▸ **Task details**
Write out every line below that includes the word "about".

▸ **Stored records**
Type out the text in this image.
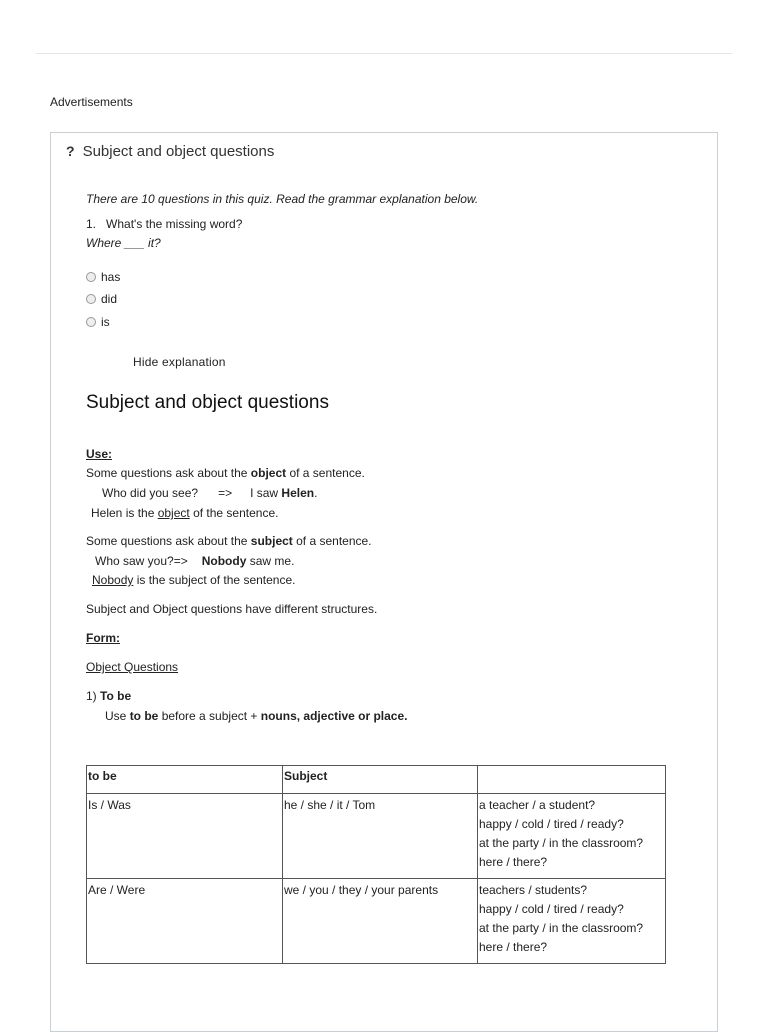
Advertisements
? Subject and object questions
There are 10 questions in this quiz. Read the grammar explanation below.
1. What's the missing word?
Where ___ it?
has
did
is
Hide explanation
Subject and object questions
Use:
Some questions ask about the object of a sentence.
Who did you see? => I saw Helen.
Helen is the object of the sentence.
Some questions ask about the subject of a sentence.
Who saw you?=> Nobody saw me.
Nobody is the subject of the sentence.
Subject and Object questions have different structures.
Form:
Object Questions
1) To be
Use to be before a subject + nouns, adjective or place.
to be	Subject	
Is / Was	he / she / it / Tom	a teacher / a student?
happy / cold / tired / ready?
at the party / in the classroom?
here / there?

Are / Were	we / you / they / your parents	teachers / students?
happy / cold / tired / ready?
at the party / in the classroom?
here / there?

▸ **The answer**
Some questions ask about the object of a sentence.
Some questions ask about the subject of a sentence.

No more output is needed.